What you have to do: Copy all of the material below exactly.

Entries supplied:
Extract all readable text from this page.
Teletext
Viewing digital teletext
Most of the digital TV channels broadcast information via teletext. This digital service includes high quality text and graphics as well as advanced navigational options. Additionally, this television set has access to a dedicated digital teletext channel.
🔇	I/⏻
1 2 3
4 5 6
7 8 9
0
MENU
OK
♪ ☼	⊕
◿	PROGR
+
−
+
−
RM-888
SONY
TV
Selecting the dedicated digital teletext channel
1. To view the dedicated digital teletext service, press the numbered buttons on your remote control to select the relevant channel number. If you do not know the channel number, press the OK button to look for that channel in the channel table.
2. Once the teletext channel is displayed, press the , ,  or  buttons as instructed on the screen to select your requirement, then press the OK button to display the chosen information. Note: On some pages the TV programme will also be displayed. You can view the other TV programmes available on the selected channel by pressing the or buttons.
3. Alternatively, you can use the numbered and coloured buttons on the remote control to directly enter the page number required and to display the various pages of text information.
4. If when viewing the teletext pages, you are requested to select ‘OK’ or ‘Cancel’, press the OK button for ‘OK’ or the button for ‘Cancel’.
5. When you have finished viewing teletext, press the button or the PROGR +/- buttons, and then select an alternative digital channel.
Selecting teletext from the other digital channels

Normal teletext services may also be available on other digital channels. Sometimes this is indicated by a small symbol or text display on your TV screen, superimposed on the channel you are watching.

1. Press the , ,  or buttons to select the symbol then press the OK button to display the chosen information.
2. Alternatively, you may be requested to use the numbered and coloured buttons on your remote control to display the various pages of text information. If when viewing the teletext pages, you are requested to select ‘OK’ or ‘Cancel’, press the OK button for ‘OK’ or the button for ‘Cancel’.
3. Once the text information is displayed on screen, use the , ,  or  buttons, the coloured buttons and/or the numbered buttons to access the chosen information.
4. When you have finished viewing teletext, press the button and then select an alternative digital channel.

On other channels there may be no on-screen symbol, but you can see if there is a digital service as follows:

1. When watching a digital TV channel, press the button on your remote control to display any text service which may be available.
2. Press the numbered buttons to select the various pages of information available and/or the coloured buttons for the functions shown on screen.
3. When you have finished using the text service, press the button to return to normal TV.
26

Full solution:
Extract all readable text from this page.
Teletext
Viewing digital teletext
Most of the digital TV channels broadcast information via teletext. This digital service includes high quality text and graphics as well as advanced navigational options. Additionally, this television set has access to a dedicated digital teletext channel.
🔇	I/⏻
1 2 3
4 5 6
7 8 9
0
MENU
OK
♪ ☼	⊕
◿	PROGR
+
−
+
−
RM-888
SONY
TV
Selecting the dedicated digital teletext channel
1. To view the dedicated digital teletext service, press the numbered buttons on your remote control to select the relevant channel number. If you do not know the channel number, press the OK button to look for that channel in the channel table.
2. Once the teletext channel is displayed, press the , ,  or  buttons as instructed on the screen to select your requirement, then press the OK button to display the chosen information. Note: On some pages the TV programme will also be displayed. You can view the other TV programmes available on the selected channel by pressing the or buttons.
3. Alternatively, you can use the numbered and coloured buttons on the remote control to directly enter the page number required and to display the various pages of text information.
4. If when viewing the teletext pages, you are requested to select ‘OK’ or ‘Cancel’, press the OK button for ‘OK’ or the button for ‘Cancel’.
5. When you have finished viewing teletext, press the button or the PROGR +/- buttons, and then select an alternative digital channel.
Selecting teletext from the other digital channels

Normal teletext services may also be available on other digital channels. Sometimes this is indicated by a small symbol or text display on your TV screen, superimposed on the channel you are watching.

1. Press the , ,  or buttons to select the symbol then press the OK button to display the chosen information.
2. Alternatively, you may be requested to use the numbered and coloured buttons on your remote control to display the various pages of text information. If when viewing the teletext pages, you are requested to select ‘OK’ or ‘Cancel’, press the OK button for ‘OK’ or the button for ‘Cancel’.
3. Once the text information is displayed on screen, use the , ,  or  buttons, the coloured buttons and/or the numbered buttons to access the chosen information.
4. When you have finished viewing teletext, press the button and then select an alternative digital channel.

On other channels there may be no on-screen symbol, but you can see if there is a digital service as follows:

1. When watching a digital TV channel, press the button on your remote control to display any text service which may be available.
2. Press the numbered buttons to select the various pages of information available and/or the coloured buttons for the functions shown on screen.
3. When you have finished using the text service, press the button to return to normal TV.
26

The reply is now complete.